→ What needs to be done
Reproduce each line from the records that holds "right".

[Start]

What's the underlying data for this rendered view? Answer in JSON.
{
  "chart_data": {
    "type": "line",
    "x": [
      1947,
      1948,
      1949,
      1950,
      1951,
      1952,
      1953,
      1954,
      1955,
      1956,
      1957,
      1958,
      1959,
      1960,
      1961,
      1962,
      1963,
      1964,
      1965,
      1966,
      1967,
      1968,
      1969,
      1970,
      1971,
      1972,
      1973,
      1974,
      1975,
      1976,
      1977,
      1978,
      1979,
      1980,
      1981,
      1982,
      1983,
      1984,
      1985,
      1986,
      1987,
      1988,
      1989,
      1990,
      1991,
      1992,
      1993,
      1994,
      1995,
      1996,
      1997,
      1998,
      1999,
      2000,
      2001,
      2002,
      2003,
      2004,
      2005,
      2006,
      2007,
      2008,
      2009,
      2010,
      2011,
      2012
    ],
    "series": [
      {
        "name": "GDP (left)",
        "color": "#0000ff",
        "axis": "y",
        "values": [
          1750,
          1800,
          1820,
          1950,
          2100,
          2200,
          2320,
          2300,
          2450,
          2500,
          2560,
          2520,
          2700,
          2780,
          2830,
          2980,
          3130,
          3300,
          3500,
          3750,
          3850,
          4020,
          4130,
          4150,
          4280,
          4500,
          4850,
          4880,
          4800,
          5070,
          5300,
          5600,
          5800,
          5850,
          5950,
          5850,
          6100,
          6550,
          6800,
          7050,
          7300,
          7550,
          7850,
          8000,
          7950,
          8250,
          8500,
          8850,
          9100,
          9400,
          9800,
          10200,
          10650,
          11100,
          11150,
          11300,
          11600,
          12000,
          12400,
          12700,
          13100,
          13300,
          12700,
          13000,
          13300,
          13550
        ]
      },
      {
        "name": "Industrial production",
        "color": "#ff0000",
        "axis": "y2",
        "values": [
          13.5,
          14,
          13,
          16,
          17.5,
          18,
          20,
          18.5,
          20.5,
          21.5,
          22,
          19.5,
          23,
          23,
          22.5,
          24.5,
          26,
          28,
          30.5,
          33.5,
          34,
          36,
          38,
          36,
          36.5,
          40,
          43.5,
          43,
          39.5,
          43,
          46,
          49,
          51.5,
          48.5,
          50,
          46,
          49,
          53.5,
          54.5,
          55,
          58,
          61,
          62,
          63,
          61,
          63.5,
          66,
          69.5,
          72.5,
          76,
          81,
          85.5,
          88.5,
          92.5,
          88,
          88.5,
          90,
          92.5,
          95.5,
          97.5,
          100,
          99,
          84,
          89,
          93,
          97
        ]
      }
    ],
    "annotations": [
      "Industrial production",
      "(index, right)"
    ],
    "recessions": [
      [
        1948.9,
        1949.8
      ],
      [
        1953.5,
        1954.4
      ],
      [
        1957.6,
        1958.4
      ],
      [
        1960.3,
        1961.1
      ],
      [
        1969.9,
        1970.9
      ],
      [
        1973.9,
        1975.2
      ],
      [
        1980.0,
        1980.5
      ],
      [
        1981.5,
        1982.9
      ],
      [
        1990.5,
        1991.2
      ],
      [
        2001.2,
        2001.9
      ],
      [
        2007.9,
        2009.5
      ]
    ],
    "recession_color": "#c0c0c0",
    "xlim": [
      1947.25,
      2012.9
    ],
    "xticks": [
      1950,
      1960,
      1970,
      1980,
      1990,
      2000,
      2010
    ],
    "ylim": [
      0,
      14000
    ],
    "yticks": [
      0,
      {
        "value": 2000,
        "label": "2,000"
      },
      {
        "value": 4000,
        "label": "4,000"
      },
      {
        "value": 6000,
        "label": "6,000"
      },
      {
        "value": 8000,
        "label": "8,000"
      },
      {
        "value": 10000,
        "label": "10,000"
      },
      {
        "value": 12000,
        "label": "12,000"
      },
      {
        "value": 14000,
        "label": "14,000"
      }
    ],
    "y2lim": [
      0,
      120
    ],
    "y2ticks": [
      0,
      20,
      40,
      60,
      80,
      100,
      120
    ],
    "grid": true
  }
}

[End]
[Start]

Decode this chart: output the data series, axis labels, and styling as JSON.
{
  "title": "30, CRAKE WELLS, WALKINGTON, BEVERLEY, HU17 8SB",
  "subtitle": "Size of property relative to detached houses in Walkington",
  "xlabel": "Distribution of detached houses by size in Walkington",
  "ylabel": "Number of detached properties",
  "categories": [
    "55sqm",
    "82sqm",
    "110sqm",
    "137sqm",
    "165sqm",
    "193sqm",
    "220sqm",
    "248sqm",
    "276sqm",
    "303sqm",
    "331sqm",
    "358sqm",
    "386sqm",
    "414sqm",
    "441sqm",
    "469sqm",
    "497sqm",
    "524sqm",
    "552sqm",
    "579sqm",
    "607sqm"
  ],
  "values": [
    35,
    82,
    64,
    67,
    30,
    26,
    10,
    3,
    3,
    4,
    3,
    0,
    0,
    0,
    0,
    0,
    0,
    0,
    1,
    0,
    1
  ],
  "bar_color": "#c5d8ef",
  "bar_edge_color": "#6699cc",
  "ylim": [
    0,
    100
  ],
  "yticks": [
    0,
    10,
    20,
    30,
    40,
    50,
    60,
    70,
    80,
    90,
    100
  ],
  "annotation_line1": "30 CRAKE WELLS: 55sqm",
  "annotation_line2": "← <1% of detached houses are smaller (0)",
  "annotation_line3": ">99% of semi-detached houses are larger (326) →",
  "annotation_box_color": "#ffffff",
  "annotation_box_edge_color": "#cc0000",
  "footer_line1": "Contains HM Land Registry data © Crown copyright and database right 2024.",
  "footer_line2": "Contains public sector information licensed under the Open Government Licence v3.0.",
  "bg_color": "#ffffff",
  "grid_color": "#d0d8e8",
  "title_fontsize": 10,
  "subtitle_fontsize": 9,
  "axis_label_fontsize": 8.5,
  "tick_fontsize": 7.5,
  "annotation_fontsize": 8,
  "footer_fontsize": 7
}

[End]

→ Complete output
      "(index, right)"
  "footer_line1": "Contains HM Land Registry data © Crown copyright and database right 2024.",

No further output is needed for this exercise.